# Exercise details
Identify all lines below that hold "Zhao" and collect them.

........

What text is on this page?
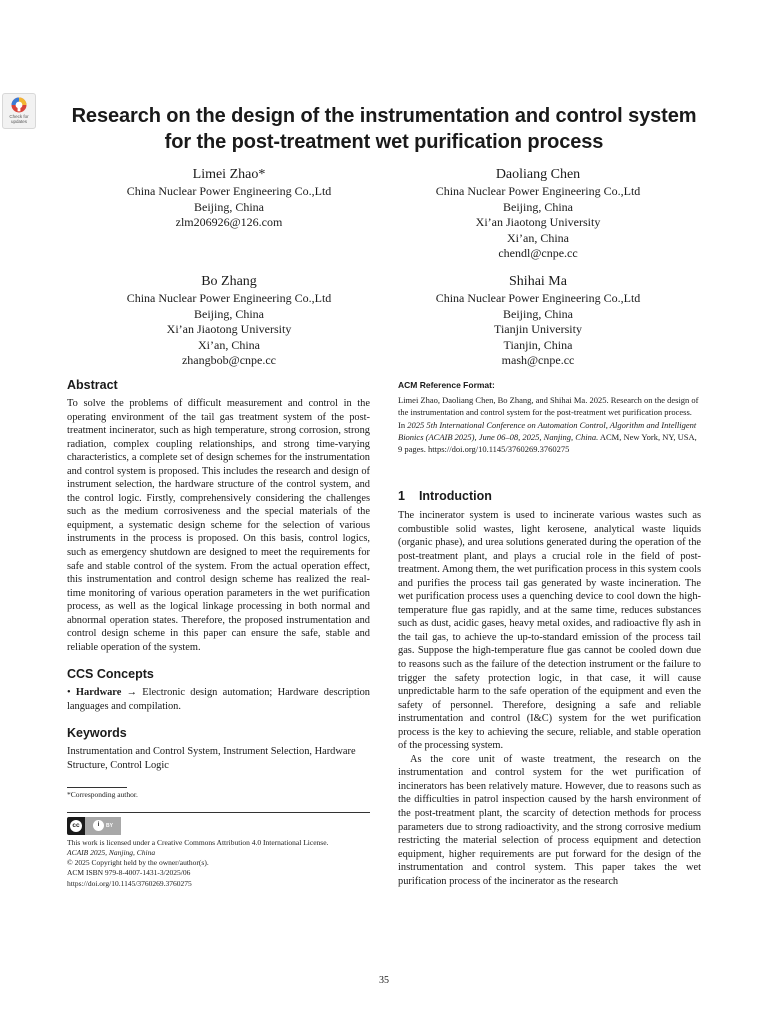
Check for updates	Research on the design of the instrumentation and control system
for the post-treatment wet purification process
Limei Zhao*
China Nuclear Power Engineering Co.,Ltd
Beijing, China
zlm206926@126.com
Daoliang Chen
China Nuclear Power Engineering Co.,Ltd
Beijing, China
Xi’an Jiaotong University
Xi’an, China
chendl@cnpe.cc
Bo Zhang
China Nuclear Power Engineering Co.,Ltd
Beijing, China
Xi’an Jiaotong University
Xi’an, China
zhangbob@cnpe.cc
Shihai Ma
China Nuclear Power Engineering Co.,Ltd
Beijing, China
Tianjin University
Tianjin, China
mash@cnpe.cc
Abstract

To solve the problems of difficult measurement and control in the operating environment of the tail gas treatment system of the post-treatment incinerator, such as high temperature, strong corrosion, strong radiation, complex coupling relationships, and strong time-varying characteristics, a complete set of design schemes for the instrumentation and control system is proposed. This includes the research and design of instrument selection, the hardware structure of the control system, and the control logic. Firstly, comprehensively considering the challenges such as the medium corrosiveness and the special materials of the equipment, a systematic design scheme for the selection of various instruments in the process is proposed. On this basis, control logics, such as emergency shutdown are designed to meet the requirements for safe and stable control of the system. From the actual operation effect, this instrumentation and control design scheme has realized the real-time monitoring of various operation parameters in the wet purification process, as well as the logical linkage processing in both normal and abnormal operation states. Therefore, the proposed instrumentation and control design scheme in this paper can ensure the safe, stable and reliable operation of the system.

CCS Concepts

• Hardware → Electronic design automation; Hardware description languages and compilation.

Keywords

Instrumentation and Control System, Instrument Selection, Hardware Structure, Control Logic

*Corresponding author.
cc	i	BY
This work is licensed under a Creative Commons Attribution 4.0 International License.
ACAIB 2025, Nanjing, China
© 2025 Copyright held by the owner/author(s).
ACM ISBN 979-8-4007-1431-3/2025/06
https://doi.org/10.1145/3760269.3760275
ACM Reference Format:

Limei Zhao, Daoliang Chen, Bo Zhang, and Shihai Ma. 2025. Research on the design of the instrumentation and control system for the post-treatment wet purification process. In 2025 5th International Conference on Automation Control, Algorithm and Intelligent Bionics (ACAIB 2025), June 06–08, 2025, Nanjing, China. ACM, New York, NY, USA, 9 pages. https://doi.org/10.1145/3760269.3760275

1 Introduction

The incinerator system is used to incinerate various wastes such as combustible solid wastes, light kerosene, analytical waste liquids (organic phase), and urea solutions generated during the operation of the post-treatment plant, and plays a crucial role in the field of post-treatment. Among them, the wet purification process in this system cools and purifies the process tail gas generated by waste incineration. The wet purification process uses a quenching device to cool down the high-temperature flue gas rapidly, and at the same time, reduces substances such as dust, acidic gases, heavy metal oxides, and radioactive fly ash in the tail gas, to achieve the up-to-standard emission of the process tail gas. Suppose the high-temperature flue gas cannot be cooled down due to reasons such as the failure of the detection instrument or the failure to trigger the safety protection logic, in that case, it will cause unpredictable harm to the safe operation of the equipment and even the safety of personnel. Therefore, designing a safe and reliable instrumentation and control (I&C) system for the wet purification process is the key to achieving the secure, reliable, and stable operation of the processing system.

As the core unit of waste treatment, the research on the instrumentation and control system for the wet purification of incinerators has been relatively mature. However, due to reasons such as the difficulties in patrol inspection caused by the harsh environment of the post-treatment plant, the scarcity of detection methods for process parameters due to strong radioactivity, and the strong corrosive medium restricting the material selection of process equipment and detection equipment, higher requirements are put forward for the design of the instrumentation and control system. This paper takes the wet purification process of the incinerator as the research

35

........

# Task result
Limei Zhao*
Limei Zhao, Daoliang Chen, Bo Zhang, and Shihai Ma. 2025. Research on the design of the instrumentation and control system for the post-treatment wet purification process. In 2025 5th International Conference on Automation Control, Algorithm and Intelligent Bionics (ACAIB 2025), June 06–08, 2025, Nanjing, China. ACM, New York, NY, USA, 9 pages. https://doi.org/10.1145/3760269.3760275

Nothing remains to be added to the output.